*** Document passage ***

As usual, the reviews as they appear here on the blog are my longer, draft version and contain more appeal info and readalikes to make it easier for you to suggest these titles without reading the book yourselves.

On the Night Border.

Chambers, James (author).
Oct. 2019. 184p. Raw Dog Screaming, paper, $15.95  (9781947879119)
First published October 1, 2019 (Booklist).

Bram Stoker Award winner, Chambers’ first story collection is a haunting exploration of the space where the real world and nightmares collide. These are horror stories that are firmly planted in the genre’s 21st Century’s sensibilities but which also contain audible echoes of past giants most notably, Lovecraft and Poe. Set mostly and around New York City, from subway platforms to the shores of Long Island to small, upstate mountain towns, these tales are united by the visceral themes of guilt, regret, betrayal, and revenge, feelings that permeate the pages, drive the terror, and leave a lingering impression of tension and anxiety in their wake. Some of the notable stories like “The Driver, Under A Cheshire Moon,” deliver a twist on a trope you think you know, others such as “Mnemonicide” have you unable to look away despite the horror, unspooling on the page, and there are even tales like “Lost Daughters,” which hint at a soft sweetness under the darkness. This is a thoroughly satisfying collection, for a wide audience of horror fans, by a voice scratching on the door, pleading to be heard. Hand this out to readers of evocative story collections like those by Langan, Tremblay, and Machado.

Further Appeal: These stories have an old fashioned feel, as if you can feel their roots in the traditions of the American history of the genre, and yet, they are not trite or out of touch, rather they feel new and fresh just with a knowing nod to what has come before. A nod that gives respect but allows the collection to also move into our present. It means these tales will be enjoyed by fans of horror new and old [which is not something I can say about every new collection].

***

▸ **Set tasks**
1 - According to the review of On the Night Border, which three authors' story collections are suggested as readalikes?
2 - Duplicate the review of On the Night Border between "As usual, the" and "the Night Border.", inclusive.
3 - Go on with the review of On the Night Border from the point where it stops.
The data that comes next is from an unrelated source.

*** Supplied material ***

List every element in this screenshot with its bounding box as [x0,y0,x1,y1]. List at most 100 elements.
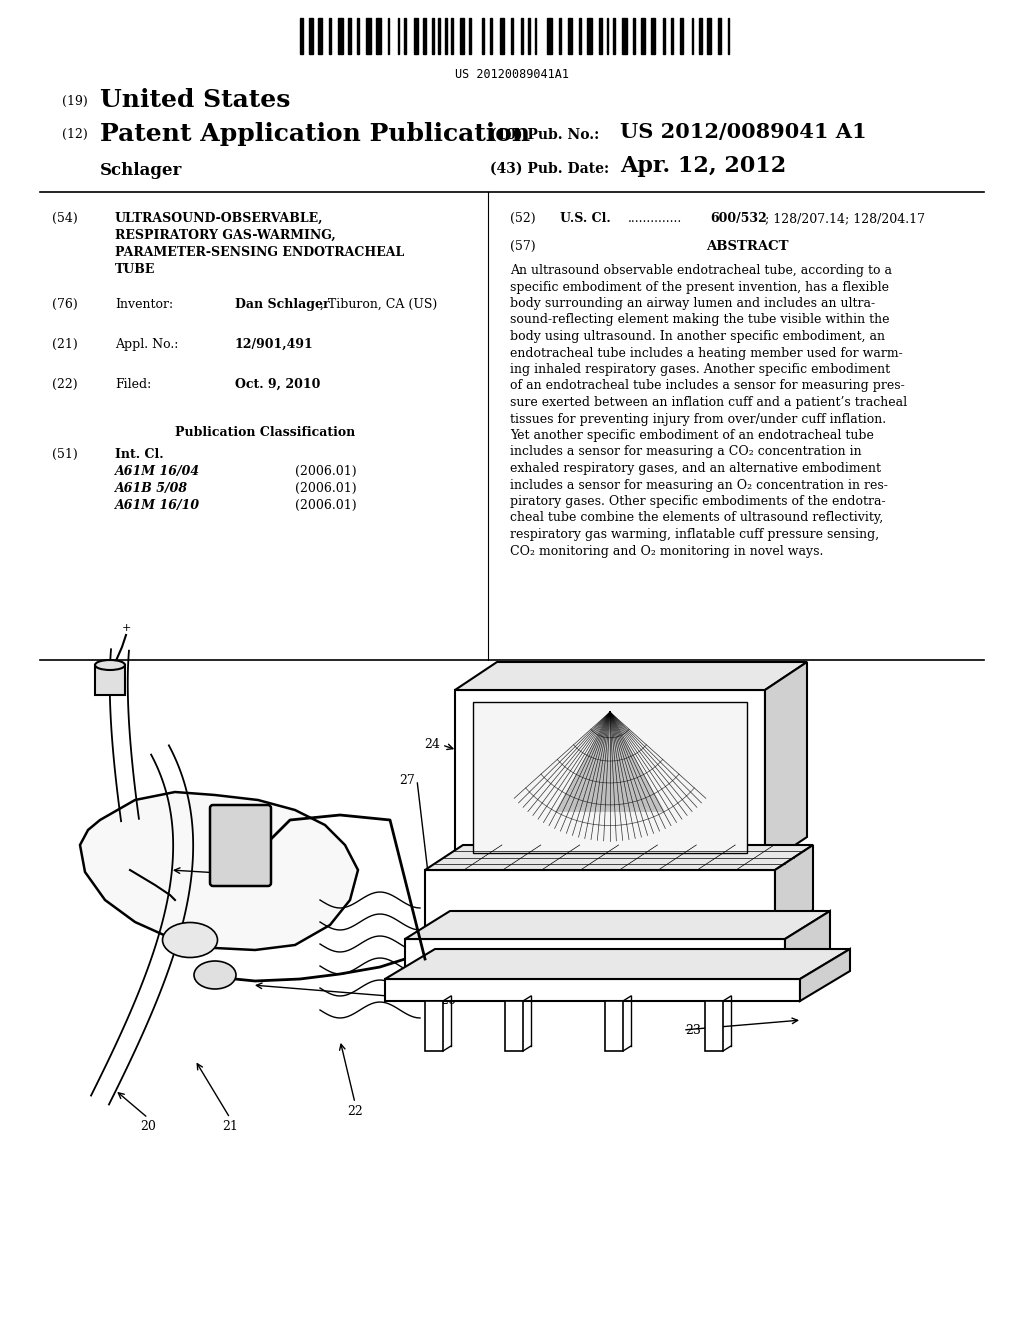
Text: (22): (22) [52,378,78,391]
Text: ABSTRACT: ABSTRACT [706,240,788,253]
Text: , Tiburon, CA (US): , Tiburon, CA (US) [319,298,437,312]
Text: U.S. Cl.: U.S. Cl. [560,213,610,224]
Bar [425,1001,443,1051]
Text: 26: 26 [440,994,456,1006]
Bar [347,18,350,54]
Text: endotracheal tube includes a heating member used for warm-: endotracheal tube includes a heating mem… [510,346,903,359]
Bar [423,18,426,54]
Text: (51): (51) [52,447,78,461]
Text: 27: 27 [399,774,415,787]
Text: 28: 28 [610,671,626,682]
Bar [547,18,552,54]
Bar [469,18,470,54]
Bar [376,18,381,54]
Text: (21): (21) [52,338,78,351]
FancyBboxPatch shape [210,805,271,886]
Text: respiratory gas warming, inflatable cuff pressure sensing,: respiratory gas warming, inflatable cuff… [510,528,880,541]
Text: (2006.01): (2006.01) [295,482,356,495]
Text: Filed:: Filed: [115,378,152,391]
Text: ing inhaled respiratory gases. Another specific embodiment: ing inhaled respiratory gases. Another s… [510,363,890,376]
Text: Dan Schlager: Dan Schlager [234,298,330,312]
Text: 25: 25 [232,846,248,859]
Bar [406,939,785,977]
Text: piratory gases. Other specific embodiments of the endotra-: piratory gases. Other specific embodimen… [510,495,886,508]
Text: Inventor:: Inventor: [115,298,173,312]
Bar [606,18,608,54]
Bar [308,18,312,54]
Text: specific embodiment of the present invention, has a flexible: specific embodiment of the present inven… [510,281,889,293]
Text: 12/901,491: 12/901,491 [234,338,313,351]
Bar [300,18,303,54]
Polygon shape [385,949,850,979]
Bar [579,18,581,54]
Text: US 2012/0089041 A1: US 2012/0089041 A1 [620,121,866,143]
Bar [535,18,536,54]
Bar [559,18,561,54]
Polygon shape [555,711,665,812]
Text: 10: 10 [255,870,271,883]
Bar [338,18,343,54]
Bar [460,18,464,54]
Polygon shape [785,911,830,977]
Text: 24: 24 [424,738,440,751]
Text: Apr. 12, 2012: Apr. 12, 2012 [620,154,786,177]
Bar [587,18,592,54]
Bar [605,1001,623,1051]
Bar [425,870,775,935]
Text: sure exerted between an inflation cuff and a patient’s tracheal: sure exerted between an inflation cuff a… [510,396,907,409]
Polygon shape [80,792,358,950]
Bar [641,18,645,54]
Polygon shape [455,663,807,690]
Bar [366,18,371,54]
Bar [505,1001,523,1051]
Text: A61B 5/08: A61B 5/08 [115,482,188,495]
Text: (57): (57) [510,240,536,253]
Text: A61M 16/04: A61M 16/04 [115,465,200,478]
Text: An ultrasound observable endotracheal tube, according to a: An ultrasound observable endotracheal tu… [510,264,892,277]
Bar [520,18,522,54]
Bar [357,18,359,54]
Text: ..............: .............. [628,213,682,224]
Text: (10) Pub. No.:: (10) Pub. No.: [490,128,599,143]
Bar [397,18,399,54]
Text: RESPIRATORY GAS-WARMING,: RESPIRATORY GAS-WARMING, [115,228,336,242]
Bar [451,18,453,54]
Bar [718,18,721,54]
Polygon shape [425,845,813,870]
Bar [663,18,665,54]
Polygon shape [406,911,830,939]
Text: TUBE: TUBE [115,263,156,276]
Text: ; 128/207.14; 128/204.17: ; 128/207.14; 128/204.17 [765,213,925,224]
Text: includes a sensor for measuring a CO₂ concentration in: includes a sensor for measuring a CO₂ co… [510,446,861,458]
Bar [438,18,439,54]
Text: United States: United States [100,88,291,112]
Bar [527,18,529,54]
Bar [444,18,446,54]
Bar [698,18,701,54]
Text: Yet another specific embodiment of an endotracheal tube: Yet another specific embodiment of an en… [510,429,873,442]
Bar [385,979,800,1001]
Text: (76): (76) [52,298,78,312]
Text: A61M 16/10: A61M 16/10 [115,499,200,512]
Ellipse shape [95,660,125,671]
Bar [490,18,492,54]
Text: ULTRASOUND-OBSERVABLE,: ULTRASOUND-OBSERVABLE, [115,213,324,224]
Text: includes a sensor for measuring an O₂ concentration in res-: includes a sensor for measuring an O₂ co… [510,479,888,491]
Bar [691,18,693,54]
Text: (52): (52) [510,213,536,224]
Bar [568,18,572,54]
Text: (43) Pub. Date:: (43) Pub. Date: [490,162,609,176]
Bar [329,18,331,54]
Bar [612,18,614,54]
Polygon shape [800,949,850,1001]
Bar [727,18,729,54]
Bar [705,1001,723,1051]
Text: 22: 22 [347,1105,362,1118]
Text: 21: 21 [222,1119,238,1133]
Text: cheal tube combine the elements of ultrasound reflectivity,: cheal tube combine the elements of ultra… [510,511,884,524]
Text: 600/532: 600/532 [710,213,767,224]
Text: body surrounding an airway lumen and includes an ultra-: body surrounding an airway lumen and inc… [510,297,876,310]
Text: 23: 23 [685,1023,700,1036]
Bar [95,665,125,696]
Text: (12): (12) [62,128,88,141]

***

▸ **Task responses**
1 - Langan, Tremblay, and Machado.

2 -
As usual, the reviews as they appear here on the blog are my longer, draft version and contain more appeal info and readalikes to make it easier for you to suggest these titles without reading the book yourselves.

On the Night Border.

3 -
Each tale is well constructed from a character, pacing, and language standpoint. They can be very different in style but they all are fun to read-- well fun if you want to be scared. Specifically, I loved the use of language. Chambers clearly picks his words carefully, both the word choice and how he chooses to put them together. Not that others writers do not, but his use of language clearly helps to emphasize everything else he is doing in each story. He uses language as a tool along with character, pacing, and plot twists to make each story unique to itself. You can tell, and I mean that in a positive way.

Chambers' also has a great handle on a sense of place with each story, which is not an easy thing to do in short stories, especially those set in the rural NY settings. You can feel where you are in every story.

I think the point I made in the review about how the stories are all based on visceral themes that universally create feelings of unease, tension and dread is probably the most important appeal factor.

The best part of this excellent collection is that Chambers' joy for writing horror shines through in each story. He is good at writing, yes, but it is also clear that he is thoroughly enjoying himself. And that joy makes reading this collection even better experience.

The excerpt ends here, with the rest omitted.